Data excerpts
═══

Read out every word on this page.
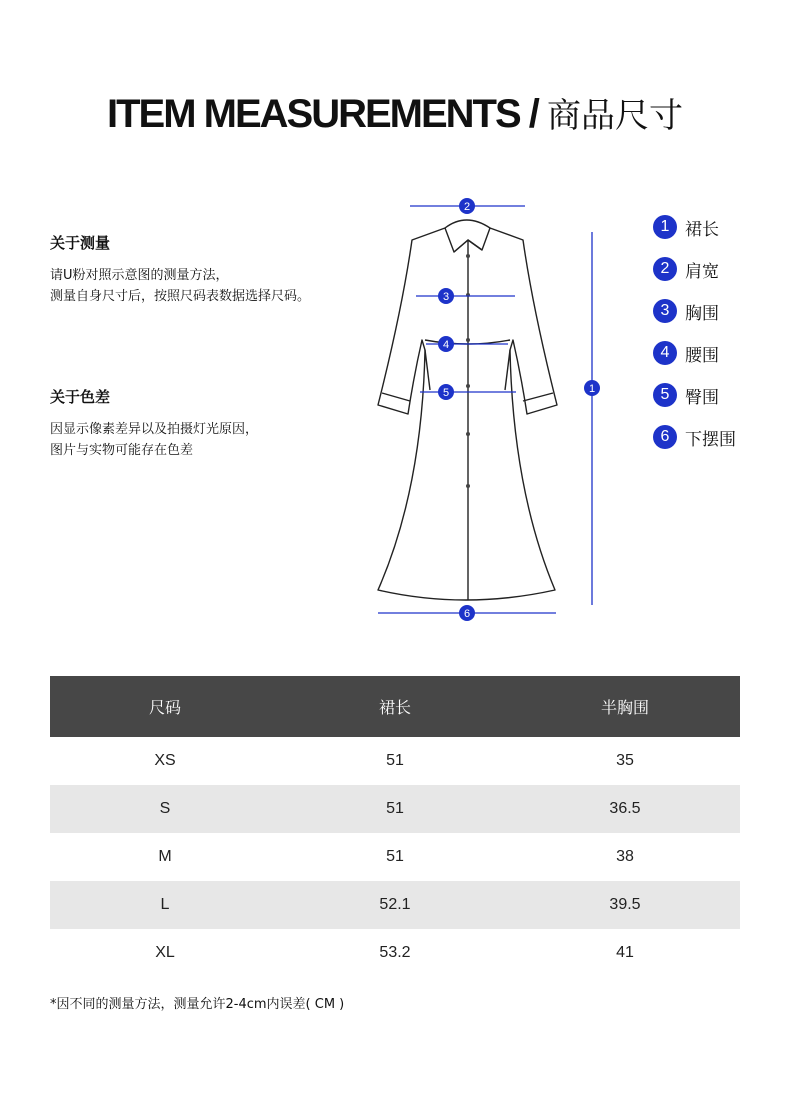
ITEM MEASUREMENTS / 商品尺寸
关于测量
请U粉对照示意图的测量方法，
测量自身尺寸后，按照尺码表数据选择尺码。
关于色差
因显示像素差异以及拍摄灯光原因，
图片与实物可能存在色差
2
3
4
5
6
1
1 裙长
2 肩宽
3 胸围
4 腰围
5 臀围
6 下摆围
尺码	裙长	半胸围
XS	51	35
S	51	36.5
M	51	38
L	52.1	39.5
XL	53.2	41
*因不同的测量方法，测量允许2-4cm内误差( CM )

═══

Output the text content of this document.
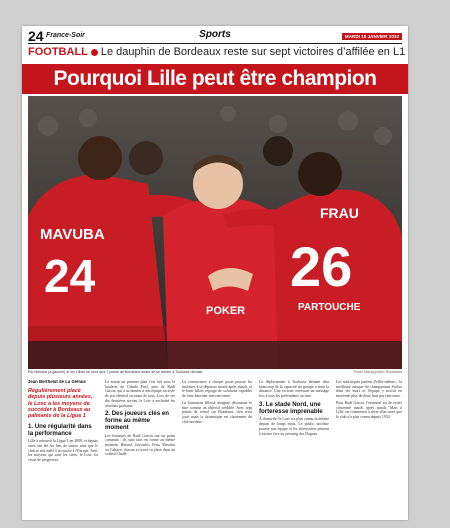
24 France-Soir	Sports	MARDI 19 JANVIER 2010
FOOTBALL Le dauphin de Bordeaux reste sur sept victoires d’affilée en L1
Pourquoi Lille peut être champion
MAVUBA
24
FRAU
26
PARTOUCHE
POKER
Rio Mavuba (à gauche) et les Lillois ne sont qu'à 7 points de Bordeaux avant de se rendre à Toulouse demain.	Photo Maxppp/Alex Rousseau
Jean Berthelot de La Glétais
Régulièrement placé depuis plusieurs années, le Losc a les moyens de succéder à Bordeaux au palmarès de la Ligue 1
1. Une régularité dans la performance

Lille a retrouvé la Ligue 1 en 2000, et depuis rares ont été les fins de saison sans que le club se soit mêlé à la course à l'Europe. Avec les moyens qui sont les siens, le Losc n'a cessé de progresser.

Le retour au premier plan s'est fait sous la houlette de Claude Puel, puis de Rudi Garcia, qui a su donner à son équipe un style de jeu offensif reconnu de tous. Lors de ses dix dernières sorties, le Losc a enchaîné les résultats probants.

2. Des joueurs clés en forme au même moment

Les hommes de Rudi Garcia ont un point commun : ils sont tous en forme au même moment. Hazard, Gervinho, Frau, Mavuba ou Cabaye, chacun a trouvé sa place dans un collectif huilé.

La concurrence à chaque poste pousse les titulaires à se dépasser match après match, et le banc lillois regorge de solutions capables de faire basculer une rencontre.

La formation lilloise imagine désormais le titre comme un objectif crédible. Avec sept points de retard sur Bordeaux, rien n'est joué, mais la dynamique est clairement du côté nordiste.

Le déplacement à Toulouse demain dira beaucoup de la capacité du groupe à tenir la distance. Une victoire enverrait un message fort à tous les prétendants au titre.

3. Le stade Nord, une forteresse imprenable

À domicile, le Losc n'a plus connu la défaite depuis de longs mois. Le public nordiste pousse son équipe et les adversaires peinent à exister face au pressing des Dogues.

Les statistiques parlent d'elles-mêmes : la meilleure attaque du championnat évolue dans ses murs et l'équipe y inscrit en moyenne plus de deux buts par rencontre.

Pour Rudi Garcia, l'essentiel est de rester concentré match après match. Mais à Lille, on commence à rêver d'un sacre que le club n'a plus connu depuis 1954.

═══

§ GIVEN PROBLEM
Go through the material above and count the lines that include "pousse". Give the number alone.

§ COMPLETED TASK
2